** Start of INPUT ROWS **

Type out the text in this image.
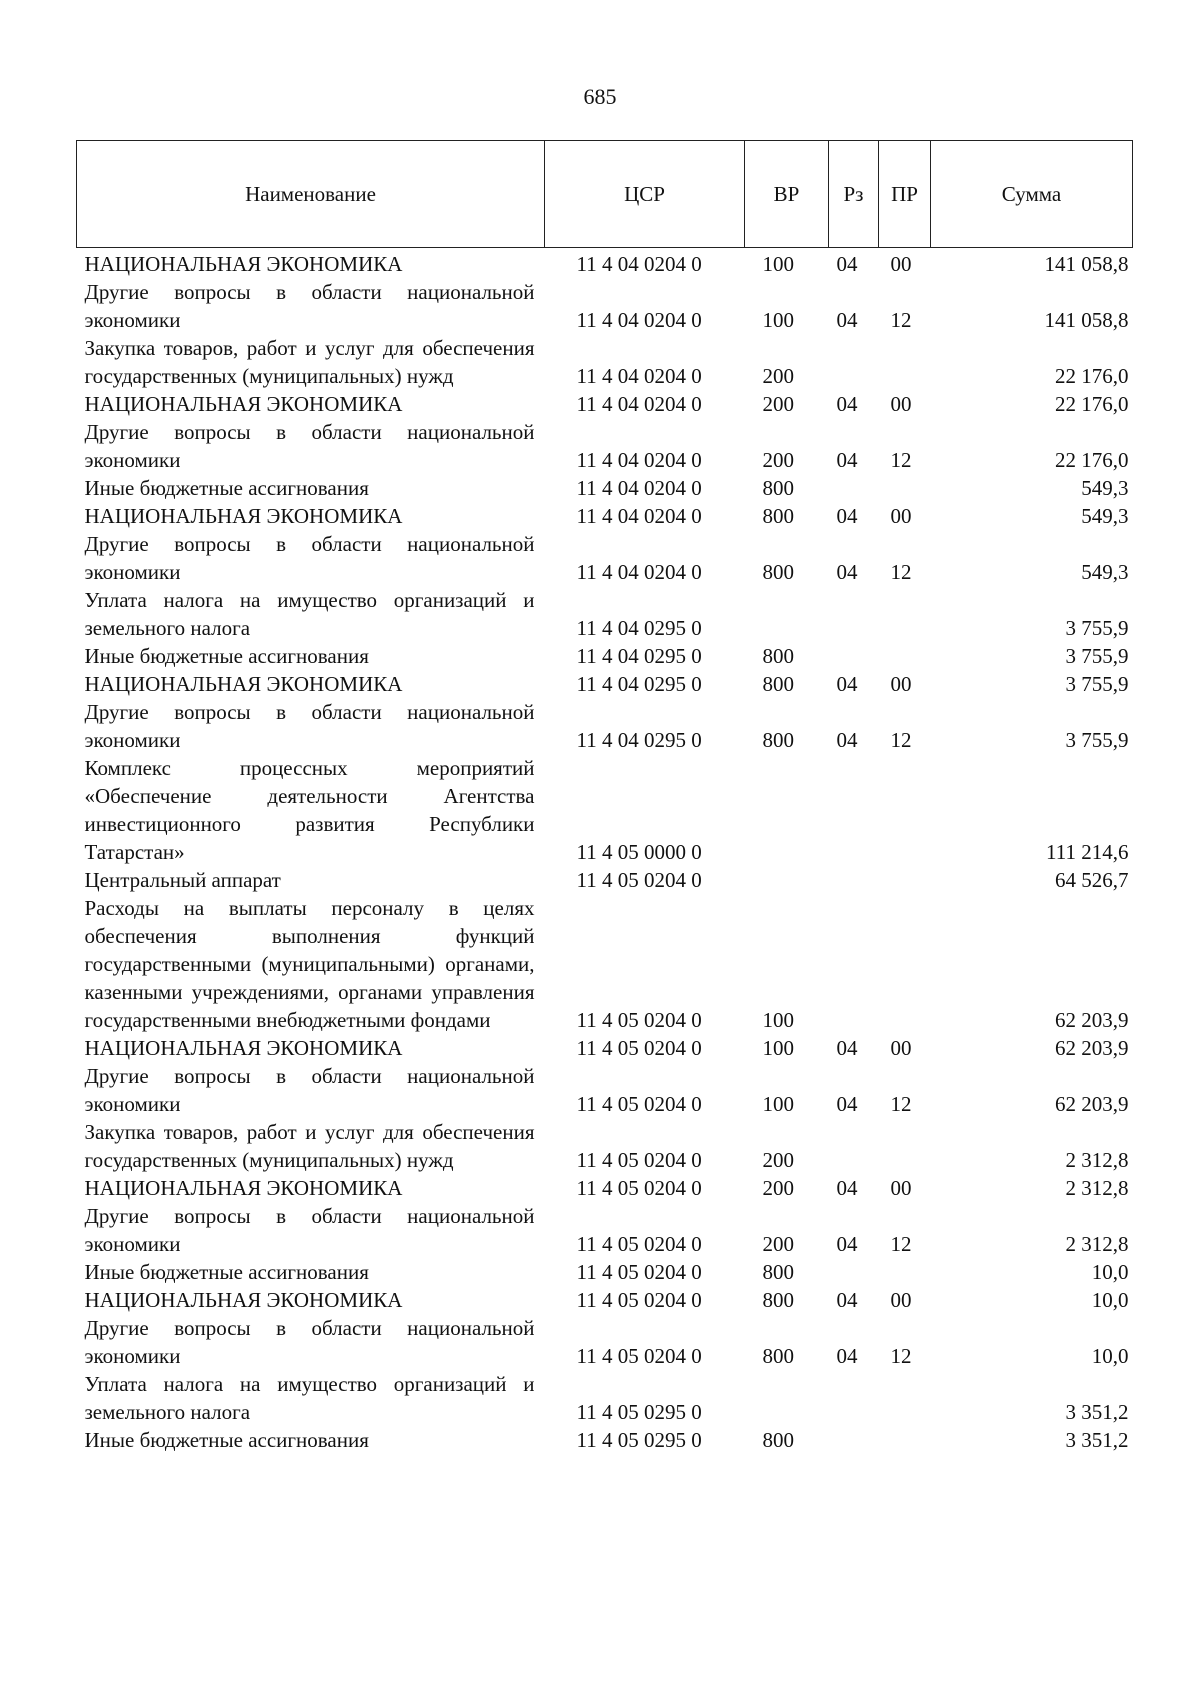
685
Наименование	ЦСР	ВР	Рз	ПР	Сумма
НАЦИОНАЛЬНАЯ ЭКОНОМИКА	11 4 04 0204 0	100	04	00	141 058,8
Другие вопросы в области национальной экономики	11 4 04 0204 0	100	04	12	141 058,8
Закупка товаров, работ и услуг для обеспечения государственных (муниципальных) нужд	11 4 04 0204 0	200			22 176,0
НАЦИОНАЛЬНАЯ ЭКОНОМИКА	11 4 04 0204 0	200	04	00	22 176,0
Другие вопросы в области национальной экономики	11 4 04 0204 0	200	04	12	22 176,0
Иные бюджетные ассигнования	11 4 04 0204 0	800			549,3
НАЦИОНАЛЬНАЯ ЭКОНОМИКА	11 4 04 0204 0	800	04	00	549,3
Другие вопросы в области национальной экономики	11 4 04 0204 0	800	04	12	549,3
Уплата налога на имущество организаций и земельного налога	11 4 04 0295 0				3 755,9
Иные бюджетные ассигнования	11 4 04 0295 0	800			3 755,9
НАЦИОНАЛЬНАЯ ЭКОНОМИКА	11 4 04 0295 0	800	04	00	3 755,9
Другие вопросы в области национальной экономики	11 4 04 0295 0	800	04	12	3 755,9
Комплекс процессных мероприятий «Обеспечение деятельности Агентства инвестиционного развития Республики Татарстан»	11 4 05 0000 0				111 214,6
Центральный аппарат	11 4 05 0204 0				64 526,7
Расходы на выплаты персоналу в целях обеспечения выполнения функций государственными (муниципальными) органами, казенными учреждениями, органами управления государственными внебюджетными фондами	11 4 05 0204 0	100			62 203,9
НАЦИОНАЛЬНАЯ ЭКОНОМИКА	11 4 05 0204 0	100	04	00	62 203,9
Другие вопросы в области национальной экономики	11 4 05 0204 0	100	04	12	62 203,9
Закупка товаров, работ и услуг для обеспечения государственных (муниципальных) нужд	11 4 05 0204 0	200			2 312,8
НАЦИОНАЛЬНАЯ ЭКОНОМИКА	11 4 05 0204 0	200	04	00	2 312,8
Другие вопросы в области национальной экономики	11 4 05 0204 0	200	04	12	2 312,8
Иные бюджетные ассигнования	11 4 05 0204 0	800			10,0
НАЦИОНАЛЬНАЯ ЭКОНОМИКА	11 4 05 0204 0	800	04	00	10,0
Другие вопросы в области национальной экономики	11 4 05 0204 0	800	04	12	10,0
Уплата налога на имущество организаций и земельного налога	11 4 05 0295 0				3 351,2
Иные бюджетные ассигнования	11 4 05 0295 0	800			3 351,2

** End of INPUT ROWS **

WHAT THE TASK REQUIRES
Reproduce all the entries that precede this task, word for word, minus any pictures.

EXERCISE RESULT
Type out the text in this image.
685
Наименование	ЦСР	ВР	Рз	ПР	Сумма
НАЦИОНАЛЬНАЯ ЭКОНОМИКА	11 4 04 0204 0	100	04	00	141 058,8
Другие вопросы в области национальной экономики	11 4 04 0204 0	100	04	12	141 058,8
Закупка товаров, работ и услуг для обеспечения государственных (муниципальных) нужд	11 4 04 0204 0	200			22 176,0
НАЦИОНАЛЬНАЯ ЭКОНОМИКА	11 4 04 0204 0	200	04	00	22 176,0
Другие вопросы в области национальной экономики	11 4 04 0204 0	200	04	12	22 176,0
Иные бюджетные ассигнования	11 4 04 0204 0	800			549,3
НАЦИОНАЛЬНАЯ ЭКОНОМИКА	11 4 04 0204 0	800	04	00	549,3
Другие вопросы в области национальной экономики	11 4 04 0204 0	800	04	12	549,3
Уплата налога на имущество организаций и земельного налога	11 4 04 0295 0				3 755,9
Иные бюджетные ассигнования	11 4 04 0295 0	800			3 755,9
НАЦИОНАЛЬНАЯ ЭКОНОМИКА	11 4 04 0295 0	800	04	00	3 755,9
Другие вопросы в области национальной экономики	11 4 04 0295 0	800	04	12	3 755,9
Комплекс процессных мероприятий «Обеспечение деятельности Агентства инвестиционного развития Республики Татарстан»	11 4 05 0000 0				111 214,6
Центральный аппарат	11 4 05 0204 0				64 526,7
Расходы на выплаты персоналу в целях обеспечения выполнения функций государственными (муниципальными) органами, казенными учреждениями, органами управления государственными внебюджетными фондами	11 4 05 0204 0	100			62 203,9
НАЦИОНАЛЬНАЯ ЭКОНОМИКА	11 4 05 0204 0	100	04	00	62 203,9
Другие вопросы в области национальной экономики	11 4 05 0204 0	100	04	12	62 203,9
Закупка товаров, работ и услуг для обеспечения государственных (муниципальных) нужд	11 4 05 0204 0	200			2 312,8
НАЦИОНАЛЬНАЯ ЭКОНОМИКА	11 4 05 0204 0	200	04	00	2 312,8
Другие вопросы в области национальной экономики	11 4 05 0204 0	200	04	12	2 312,8
Иные бюджетные ассигнования	11 4 05 0204 0	800			10,0
НАЦИОНАЛЬНАЯ ЭКОНОМИКА	11 4 05 0204 0	800	04	00	10,0
Другие вопросы в области национальной экономики	11 4 05 0204 0	800	04	12	10,0
Уплата налога на имущество организаций и земельного налога	11 4 05 0295 0				3 351,2
Иные бюджетные ассигнования	11 4 05 0295 0	800			3 351,2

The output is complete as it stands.